--- start ---
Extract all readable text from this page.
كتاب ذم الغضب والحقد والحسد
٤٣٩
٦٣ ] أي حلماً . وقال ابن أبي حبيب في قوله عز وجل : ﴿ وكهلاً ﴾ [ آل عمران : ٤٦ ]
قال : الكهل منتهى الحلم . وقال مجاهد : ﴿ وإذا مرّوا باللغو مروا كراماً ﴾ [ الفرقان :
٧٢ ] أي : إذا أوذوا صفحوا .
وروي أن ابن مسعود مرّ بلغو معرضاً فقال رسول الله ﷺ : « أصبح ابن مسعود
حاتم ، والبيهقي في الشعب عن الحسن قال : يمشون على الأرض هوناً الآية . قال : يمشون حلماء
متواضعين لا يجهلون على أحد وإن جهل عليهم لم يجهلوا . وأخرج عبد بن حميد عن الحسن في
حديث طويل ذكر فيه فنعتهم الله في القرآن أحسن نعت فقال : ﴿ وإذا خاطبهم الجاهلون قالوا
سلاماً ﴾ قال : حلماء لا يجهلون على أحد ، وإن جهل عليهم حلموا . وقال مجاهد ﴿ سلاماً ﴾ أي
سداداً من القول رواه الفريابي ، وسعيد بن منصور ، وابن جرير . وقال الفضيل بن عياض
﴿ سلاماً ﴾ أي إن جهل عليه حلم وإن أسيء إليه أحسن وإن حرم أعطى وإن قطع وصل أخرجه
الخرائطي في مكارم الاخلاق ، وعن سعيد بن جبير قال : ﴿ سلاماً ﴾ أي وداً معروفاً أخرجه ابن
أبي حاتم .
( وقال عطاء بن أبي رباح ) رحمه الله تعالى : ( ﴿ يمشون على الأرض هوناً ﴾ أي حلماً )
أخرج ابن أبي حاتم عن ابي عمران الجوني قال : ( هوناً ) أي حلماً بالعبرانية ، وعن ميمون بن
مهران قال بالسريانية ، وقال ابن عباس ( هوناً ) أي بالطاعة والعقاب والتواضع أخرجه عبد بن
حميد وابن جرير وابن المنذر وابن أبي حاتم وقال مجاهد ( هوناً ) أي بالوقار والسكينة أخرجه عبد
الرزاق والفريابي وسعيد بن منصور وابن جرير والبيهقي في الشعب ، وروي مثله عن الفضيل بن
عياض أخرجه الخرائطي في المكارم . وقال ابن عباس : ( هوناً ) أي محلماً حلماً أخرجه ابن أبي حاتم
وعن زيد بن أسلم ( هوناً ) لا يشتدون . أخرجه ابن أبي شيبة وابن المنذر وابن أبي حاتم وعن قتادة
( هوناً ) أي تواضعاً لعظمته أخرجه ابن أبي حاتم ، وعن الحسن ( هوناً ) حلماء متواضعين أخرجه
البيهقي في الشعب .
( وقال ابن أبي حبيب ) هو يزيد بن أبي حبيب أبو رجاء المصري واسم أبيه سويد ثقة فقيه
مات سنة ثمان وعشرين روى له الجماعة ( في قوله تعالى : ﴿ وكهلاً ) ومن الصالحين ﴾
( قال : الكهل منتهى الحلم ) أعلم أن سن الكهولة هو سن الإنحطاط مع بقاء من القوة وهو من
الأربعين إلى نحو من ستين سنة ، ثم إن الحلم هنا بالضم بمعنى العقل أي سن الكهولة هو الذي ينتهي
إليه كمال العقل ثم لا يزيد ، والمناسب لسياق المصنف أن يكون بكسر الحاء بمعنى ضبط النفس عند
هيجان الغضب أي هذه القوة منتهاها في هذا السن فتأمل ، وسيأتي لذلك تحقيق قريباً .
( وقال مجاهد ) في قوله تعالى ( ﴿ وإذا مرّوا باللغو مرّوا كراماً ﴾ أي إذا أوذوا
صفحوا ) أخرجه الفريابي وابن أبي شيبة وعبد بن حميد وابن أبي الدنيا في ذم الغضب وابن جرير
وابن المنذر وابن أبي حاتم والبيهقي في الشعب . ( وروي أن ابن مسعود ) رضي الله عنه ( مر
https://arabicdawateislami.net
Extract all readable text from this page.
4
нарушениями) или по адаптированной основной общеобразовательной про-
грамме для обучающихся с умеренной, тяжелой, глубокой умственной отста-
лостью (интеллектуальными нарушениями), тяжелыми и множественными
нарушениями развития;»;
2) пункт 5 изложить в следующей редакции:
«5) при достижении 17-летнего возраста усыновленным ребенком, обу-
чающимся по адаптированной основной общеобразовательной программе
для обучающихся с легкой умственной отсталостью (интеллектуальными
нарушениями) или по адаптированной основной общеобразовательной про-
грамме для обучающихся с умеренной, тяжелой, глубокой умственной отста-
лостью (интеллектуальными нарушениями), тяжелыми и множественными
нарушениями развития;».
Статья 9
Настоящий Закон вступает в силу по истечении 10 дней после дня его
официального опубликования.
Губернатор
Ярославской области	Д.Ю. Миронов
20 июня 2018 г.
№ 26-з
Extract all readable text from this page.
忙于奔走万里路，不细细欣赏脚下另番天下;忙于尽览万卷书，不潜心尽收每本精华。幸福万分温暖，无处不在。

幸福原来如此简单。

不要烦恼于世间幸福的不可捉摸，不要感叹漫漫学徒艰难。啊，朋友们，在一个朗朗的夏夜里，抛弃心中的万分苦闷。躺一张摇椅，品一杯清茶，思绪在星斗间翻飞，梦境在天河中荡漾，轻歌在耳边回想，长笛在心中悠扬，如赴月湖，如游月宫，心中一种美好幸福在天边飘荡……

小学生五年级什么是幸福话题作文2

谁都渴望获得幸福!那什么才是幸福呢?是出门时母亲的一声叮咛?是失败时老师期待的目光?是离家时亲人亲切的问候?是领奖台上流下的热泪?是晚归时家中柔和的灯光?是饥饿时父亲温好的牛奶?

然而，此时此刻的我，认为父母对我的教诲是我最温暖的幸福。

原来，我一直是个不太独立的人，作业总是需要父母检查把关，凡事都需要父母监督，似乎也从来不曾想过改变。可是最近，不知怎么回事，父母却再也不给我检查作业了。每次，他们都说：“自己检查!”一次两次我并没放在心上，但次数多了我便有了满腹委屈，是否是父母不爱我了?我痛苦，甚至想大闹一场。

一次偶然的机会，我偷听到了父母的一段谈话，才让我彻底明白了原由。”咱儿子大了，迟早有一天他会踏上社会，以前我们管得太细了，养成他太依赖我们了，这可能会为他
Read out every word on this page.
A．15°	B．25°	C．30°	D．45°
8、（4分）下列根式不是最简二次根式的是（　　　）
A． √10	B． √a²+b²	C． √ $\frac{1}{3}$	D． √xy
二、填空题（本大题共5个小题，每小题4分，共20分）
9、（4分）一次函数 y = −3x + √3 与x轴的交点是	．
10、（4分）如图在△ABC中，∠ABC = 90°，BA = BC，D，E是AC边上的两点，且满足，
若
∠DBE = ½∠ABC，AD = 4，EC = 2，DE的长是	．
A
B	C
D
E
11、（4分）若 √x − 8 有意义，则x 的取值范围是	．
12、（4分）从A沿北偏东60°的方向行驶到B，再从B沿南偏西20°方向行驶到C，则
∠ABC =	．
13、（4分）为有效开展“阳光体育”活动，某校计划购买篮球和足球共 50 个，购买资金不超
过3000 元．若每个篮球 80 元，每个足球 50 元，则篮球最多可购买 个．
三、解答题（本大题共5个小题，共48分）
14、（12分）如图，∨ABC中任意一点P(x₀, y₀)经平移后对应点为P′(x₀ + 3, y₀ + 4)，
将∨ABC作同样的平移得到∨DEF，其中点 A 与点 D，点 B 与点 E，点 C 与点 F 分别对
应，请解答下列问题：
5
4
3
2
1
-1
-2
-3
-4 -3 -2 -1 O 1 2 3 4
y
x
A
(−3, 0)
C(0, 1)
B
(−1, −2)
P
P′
--- end ---
## REQUIRED TASK
Copy out each line of the records where the string "فقال" appears.

## SOLUTION FOR THIS EXERCISE
وروي أن ابن مسعود مرّ بلغو معرضاً فقال رسول الله ﷺ : « أصبح ابن مسعود
حديث طويل ذكر فيه فنعتهم الله في القرآن أحسن نعت فقال : ﴿ وإذا خاطبهم الجاهلون قالوا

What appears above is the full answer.